◆ **TASK STATEMENT**
Please copy all the lines that follow, word for word.

◆ **RECORDS SUPPLIED**
↓↓↓
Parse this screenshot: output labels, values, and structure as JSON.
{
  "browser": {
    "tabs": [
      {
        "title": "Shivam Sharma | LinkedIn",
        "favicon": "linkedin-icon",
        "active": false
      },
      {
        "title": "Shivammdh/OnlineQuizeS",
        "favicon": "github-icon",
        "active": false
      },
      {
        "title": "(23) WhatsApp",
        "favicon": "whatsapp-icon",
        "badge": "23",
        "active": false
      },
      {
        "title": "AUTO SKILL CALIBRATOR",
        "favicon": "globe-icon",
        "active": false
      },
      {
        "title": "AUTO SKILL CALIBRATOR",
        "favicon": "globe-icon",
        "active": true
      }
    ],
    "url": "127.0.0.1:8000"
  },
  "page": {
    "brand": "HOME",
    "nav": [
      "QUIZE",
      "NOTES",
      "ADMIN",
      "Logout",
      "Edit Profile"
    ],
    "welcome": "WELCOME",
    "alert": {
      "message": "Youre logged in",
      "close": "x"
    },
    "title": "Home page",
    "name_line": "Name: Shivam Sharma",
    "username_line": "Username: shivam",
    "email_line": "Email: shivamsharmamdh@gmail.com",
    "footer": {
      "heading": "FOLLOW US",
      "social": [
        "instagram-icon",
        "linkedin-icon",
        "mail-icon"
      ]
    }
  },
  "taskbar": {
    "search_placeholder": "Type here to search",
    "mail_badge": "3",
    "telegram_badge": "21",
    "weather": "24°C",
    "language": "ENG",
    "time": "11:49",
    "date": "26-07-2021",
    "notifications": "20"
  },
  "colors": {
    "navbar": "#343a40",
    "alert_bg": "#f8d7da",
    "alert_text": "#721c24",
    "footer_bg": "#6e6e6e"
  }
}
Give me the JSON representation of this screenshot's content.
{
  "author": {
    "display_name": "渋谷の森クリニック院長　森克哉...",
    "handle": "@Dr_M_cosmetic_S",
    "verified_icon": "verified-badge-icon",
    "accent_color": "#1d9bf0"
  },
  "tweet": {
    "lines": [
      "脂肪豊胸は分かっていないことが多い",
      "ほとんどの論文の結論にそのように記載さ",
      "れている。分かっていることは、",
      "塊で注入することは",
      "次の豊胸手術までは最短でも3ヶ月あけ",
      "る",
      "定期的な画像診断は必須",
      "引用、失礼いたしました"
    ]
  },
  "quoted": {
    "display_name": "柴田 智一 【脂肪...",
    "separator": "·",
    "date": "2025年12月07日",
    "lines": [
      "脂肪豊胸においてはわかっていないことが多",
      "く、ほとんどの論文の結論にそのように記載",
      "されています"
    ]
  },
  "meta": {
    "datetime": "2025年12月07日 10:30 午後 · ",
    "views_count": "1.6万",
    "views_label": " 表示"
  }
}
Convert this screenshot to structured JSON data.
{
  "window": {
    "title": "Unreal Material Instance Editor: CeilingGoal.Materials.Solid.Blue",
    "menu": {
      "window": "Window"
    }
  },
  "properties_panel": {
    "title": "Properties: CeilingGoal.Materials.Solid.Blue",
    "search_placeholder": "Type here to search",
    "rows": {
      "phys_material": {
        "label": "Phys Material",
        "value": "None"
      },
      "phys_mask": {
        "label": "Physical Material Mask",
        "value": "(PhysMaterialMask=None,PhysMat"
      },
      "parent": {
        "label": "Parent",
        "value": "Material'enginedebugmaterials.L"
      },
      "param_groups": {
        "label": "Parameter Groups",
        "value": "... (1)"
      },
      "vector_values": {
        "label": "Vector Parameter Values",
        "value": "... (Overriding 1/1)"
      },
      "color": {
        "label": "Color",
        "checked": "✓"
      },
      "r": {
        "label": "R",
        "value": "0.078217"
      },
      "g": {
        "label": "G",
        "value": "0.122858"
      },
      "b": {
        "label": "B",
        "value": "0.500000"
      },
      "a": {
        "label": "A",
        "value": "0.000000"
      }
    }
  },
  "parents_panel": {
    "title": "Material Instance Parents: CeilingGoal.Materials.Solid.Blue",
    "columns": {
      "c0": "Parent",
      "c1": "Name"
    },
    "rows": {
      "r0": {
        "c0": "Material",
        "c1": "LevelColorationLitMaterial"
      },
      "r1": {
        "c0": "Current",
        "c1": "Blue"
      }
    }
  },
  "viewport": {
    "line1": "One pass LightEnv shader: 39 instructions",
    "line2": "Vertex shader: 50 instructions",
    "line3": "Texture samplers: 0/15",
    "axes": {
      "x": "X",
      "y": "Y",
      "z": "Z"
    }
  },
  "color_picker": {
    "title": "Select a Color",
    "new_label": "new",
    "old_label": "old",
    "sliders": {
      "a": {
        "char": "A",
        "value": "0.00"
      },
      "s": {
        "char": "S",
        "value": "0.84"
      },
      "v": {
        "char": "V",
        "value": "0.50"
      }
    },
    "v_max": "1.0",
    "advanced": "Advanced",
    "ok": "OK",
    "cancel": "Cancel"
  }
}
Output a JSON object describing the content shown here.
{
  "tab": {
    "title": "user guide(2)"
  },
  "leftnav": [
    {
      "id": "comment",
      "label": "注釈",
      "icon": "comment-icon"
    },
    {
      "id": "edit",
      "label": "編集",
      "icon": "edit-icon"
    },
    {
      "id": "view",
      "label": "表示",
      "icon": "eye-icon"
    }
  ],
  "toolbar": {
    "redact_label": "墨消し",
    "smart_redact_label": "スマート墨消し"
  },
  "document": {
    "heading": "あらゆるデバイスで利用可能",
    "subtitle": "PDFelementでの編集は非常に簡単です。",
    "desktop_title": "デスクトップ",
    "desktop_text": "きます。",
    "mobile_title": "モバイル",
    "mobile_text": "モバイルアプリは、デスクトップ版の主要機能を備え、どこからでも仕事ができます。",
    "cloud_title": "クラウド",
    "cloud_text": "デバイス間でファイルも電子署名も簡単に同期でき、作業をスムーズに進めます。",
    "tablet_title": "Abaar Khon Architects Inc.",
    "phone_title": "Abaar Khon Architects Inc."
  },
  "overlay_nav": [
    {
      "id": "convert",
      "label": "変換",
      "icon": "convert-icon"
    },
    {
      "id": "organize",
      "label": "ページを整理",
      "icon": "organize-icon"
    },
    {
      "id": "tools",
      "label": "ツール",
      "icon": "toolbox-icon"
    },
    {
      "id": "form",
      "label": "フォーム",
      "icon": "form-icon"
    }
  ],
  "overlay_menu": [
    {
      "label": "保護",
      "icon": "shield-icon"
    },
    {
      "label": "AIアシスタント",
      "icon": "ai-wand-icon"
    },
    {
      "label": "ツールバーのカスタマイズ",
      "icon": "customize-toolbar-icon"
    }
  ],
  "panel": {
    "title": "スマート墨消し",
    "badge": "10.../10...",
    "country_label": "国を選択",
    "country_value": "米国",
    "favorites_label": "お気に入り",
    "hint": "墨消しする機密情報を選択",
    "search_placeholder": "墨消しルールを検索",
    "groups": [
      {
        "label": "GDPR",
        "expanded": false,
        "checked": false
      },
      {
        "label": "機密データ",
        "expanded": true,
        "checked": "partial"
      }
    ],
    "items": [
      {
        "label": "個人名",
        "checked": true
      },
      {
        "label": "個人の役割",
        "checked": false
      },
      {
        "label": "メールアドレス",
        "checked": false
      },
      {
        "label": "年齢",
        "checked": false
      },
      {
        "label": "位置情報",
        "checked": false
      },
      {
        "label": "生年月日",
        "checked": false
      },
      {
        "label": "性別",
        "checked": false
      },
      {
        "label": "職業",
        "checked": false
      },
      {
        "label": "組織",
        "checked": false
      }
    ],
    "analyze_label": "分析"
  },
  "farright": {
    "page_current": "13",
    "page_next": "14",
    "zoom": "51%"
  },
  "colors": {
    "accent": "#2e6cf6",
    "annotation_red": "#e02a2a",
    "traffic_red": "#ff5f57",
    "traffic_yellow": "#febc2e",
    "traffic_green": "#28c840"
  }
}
↑↑↑
◆ **TASK RESPONSE**
Parse this screenshot: output labels, values, and structure as JSON.
{
  "browser": {
    "tabs": [
      {
        "title": "Shivam Sharma | LinkedIn",
        "favicon": "linkedin-icon",
        "active": false
      },
      {
        "title": "Shivammdh/OnlineQuizeS",
        "favicon": "github-icon",
        "active": false
      },
      {
        "title": "(23) WhatsApp",
        "favicon": "whatsapp-icon",
        "badge": "23",
        "active": false
      },
      {
        "title": "AUTO SKILL CALIBRATOR",
        "favicon": "globe-icon",
        "active": false
      },
      {
        "title": "AUTO SKILL CALIBRATOR",
        "favicon": "globe-icon",
        "active": true
      }
    ],
    "url": "127.0.0.1:8000"
  },
  "page": {
    "brand": "HOME",
    "nav": [
      "QUIZE",
      "NOTES",
      "ADMIN",
      "Logout",
      "Edit Profile"
    ],
    "welcome": "WELCOME",
    "alert": {
      "message": "Youre logged in",
      "close": "x"
    },
    "title": "Home page",
    "name_line": "Name: Shivam Sharma",
    "username_line": "Username: shivam",
    "email_line": "Email: shivamsharmamdh@gmail.com",
    "footer": {
      "heading": "FOLLOW US",
      "social": [
        "instagram-icon",
        "linkedin-icon",
        "mail-icon"
      ]
    }
  },
  "taskbar": {
    "search_placeholder": "Type here to search",
    "mail_badge": "3",
    "telegram_badge": "21",
    "weather": "24°C",
    "language": "ENG",
    "time": "11:49",
    "date": "26-07-2021",
    "notifications": "20"
  },
  "colors": {
    "navbar": "#343a40",
    "alert_bg": "#f8d7da",
    "alert_text": "#721c24",
    "footer_bg": "#6e6e6e"
  }
}
Give me the JSON representation of this screenshot's content.
{
  "author": {
    "display_name": "渋谷の森クリニック院長　森克哉...",
    "handle": "@Dr_M_cosmetic_S",
    "verified_icon": "verified-badge-icon",
    "accent_color": "#1d9bf0"
  },
  "tweet": {
    "lines": [
      "脂肪豊胸は分かっていないことが多い",
      "ほとんどの論文の結論にそのように記載さ",
      "れている。分かっていることは、",
      "塊で注入することは",
      "次の豊胸手術までは最短でも3ヶ月あけ",
      "る",
      "定期的な画像診断は必須",
      "引用、失礼いたしました"
    ]
  },
  "quoted": {
    "display_name": "柴田 智一 【脂肪...",
    "separator": "·",
    "date": "2025年12月07日",
    "lines": [
      "脂肪豊胸においてはわかっていないことが多",
      "く、ほとんどの論文の結論にそのように記載",
      "されています"
    ]
  },
  "meta": {
    "datetime": "2025年12月07日 10:30 午後 · ",
    "views_count": "1.6万",
    "views_label": " 表示"
  }
}
Convert this screenshot to structured JSON data.
{
  "window": {
    "title": "Unreal Material Instance Editor: CeilingGoal.Materials.Solid.Blue",
    "menu": {
      "window": "Window"
    }
  },
  "properties_panel": {
    "title": "Properties: CeilingGoal.Materials.Solid.Blue",
    "search_placeholder": "Type here to search",
    "rows": {
      "phys_material": {
        "label": "Phys Material",
        "value": "None"
      },
      "phys_mask": {
        "label": "Physical Material Mask",
        "value": "(PhysMaterialMask=None,PhysMat"
      },
      "parent": {
        "label": "Parent",
        "value": "Material'enginedebugmaterials.L"
      },
      "param_groups": {
        "label": "Parameter Groups",
        "value": "... (1)"
      },
      "vector_values": {
        "label": "Vector Parameter Values",
        "value": "... (Overriding 1/1)"
      },
      "color": {
        "label": "Color",
        "checked": "✓"
      },
      "r": {
        "label": "R",
        "value": "0.078217"
      },
      "g": {
        "label": "G",
        "value": "0.122858"
      },
      "b": {
        "label": "B",
        "value": "0.500000"
      },
      "a": {
        "label": "A",
        "value": "0.000000"
      }
    }
  },
  "parents_panel": {
    "title": "Material Instance Parents: CeilingGoal.Materials.Solid.Blue",
    "columns": {
      "c0": "Parent",
      "c1": "Name"
    },
    "rows": {
      "r0": {
        "c0": "Material",
        "c1": "LevelColorationLitMaterial"
      },
      "r1": {
        "c0": "Current",
        "c1": "Blue"
      }
    }
  },
  "viewport": {
    "line1": "One pass LightEnv shader: 39 instructions",
    "line2": "Vertex shader: 50 instructions",
    "line3": "Texture samplers: 0/15",
    "axes": {
      "x": "X",
      "y": "Y",
      "z": "Z"
    }
  },
  "color_picker": {
    "title": "Select a Color",
    "new_label": "new",
    "old_label": "old",
    "sliders": {
      "a": {
        "char": "A",
        "value": "0.00"
      },
      "s": {
        "char": "S",
        "value": "0.84"
      },
      "v": {
        "char": "V",
        "value": "0.50"
      }
    },
    "v_max": "1.0",
    "advanced": "Advanced",
    "ok": "OK",
    "cancel": "Cancel"
  }
}
Output a JSON object describing the content shown here.
{
  "tab": {
    "title": "user guide(2)"
  },
  "leftnav": [
    {
      "id": "comment",
      "label": "注釈",
      "icon": "comment-icon"
    },
    {
      "id": "edit",
      "label": "編集",
      "icon": "edit-icon"
    },
    {
      "id": "view",
      "label": "表示",
      "icon": "eye-icon"
    }
  ],
  "toolbar": {
    "redact_label": "墨消し",
    "smart_redact_label": "スマート墨消し"
  },
  "document": {
    "heading": "あらゆるデバイスで利用可能",
    "subtitle": "PDFelementでの編集は非常に簡単です。",
    "desktop_title": "デスクトップ",
    "desktop_text": "きます。",
    "mobile_title": "モバイル",
    "mobile_text": "モバイルアプリは、デスクトップ版の主要機能を備え、どこからでも仕事ができます。",
    "cloud_title": "クラウド",
    "cloud_text": "デバイス間でファイルも電子署名も簡単に同期でき、作業をスムーズに進めます。",
    "tablet_title": "Abaar Khon Architects Inc.",
    "phone_title": "Abaar Khon Architects Inc."
  },
  "overlay_nav": [
    {
      "id": "convert",
      "label": "変換",
      "icon": "convert-icon"
    },
    {
      "id": "organize",
      "label": "ページを整理",
      "icon": "organize-icon"
    },
    {
      "id": "tools",
      "label": "ツール",
      "icon": "toolbox-icon"
    },
    {
      "id": "form",
      "label": "フォーム",
      "icon": "form-icon"
    }
  ],
  "overlay_menu": [
    {
      "label": "保護",
      "icon": "shield-icon"
    },
    {
      "label": "AIアシスタント",
      "icon": "ai-wand-icon"
    },
    {
      "label": "ツールバーのカスタマイズ",
      "icon": "customize-toolbar-icon"
    }
  ],
  "panel": {
    "title": "スマート墨消し",
    "badge": "10.../10...",
    "country_label": "国を選択",
    "country_value": "米国",
    "favorites_label": "お気に入り",
    "hint": "墨消しする機密情報を選択",
    "search_placeholder": "墨消しルールを検索",
    "groups": [
      {
        "label": "GDPR",
        "expanded": false,
        "checked": false
      },
      {
        "label": "機密データ",
        "expanded": true,
        "checked": "partial"
      }
    ],
    "items": [
      {
        "label": "個人名",
        "checked": true
      },
      {
        "label": "個人の役割",
        "checked": false
      },
      {
        "label": "メールアドレス",
        "checked": false
      },
      {
        "label": "年齢",
        "checked": false
      },
      {
        "label": "位置情報",
        "checked": false
      },
      {
        "label": "生年月日",
        "checked": false
      },
      {
        "label": "性別",
        "checked": false
      },
      {
        "label": "職業",
        "checked": false
      },
      {
        "label": "組織",
        "checked": false
      }
    ],
    "analyze_label": "分析"
  },
  "farright": {
    "page_current": "13",
    "page_next": "14",
    "zoom": "51%"
  },
  "colors": {
    "accent": "#2e6cf6",
    "annotation_red": "#e02a2a",
    "traffic_red": "#ff5f57",
    "traffic_yellow": "#febc2e",
    "traffic_green": "#28c840"
  }
}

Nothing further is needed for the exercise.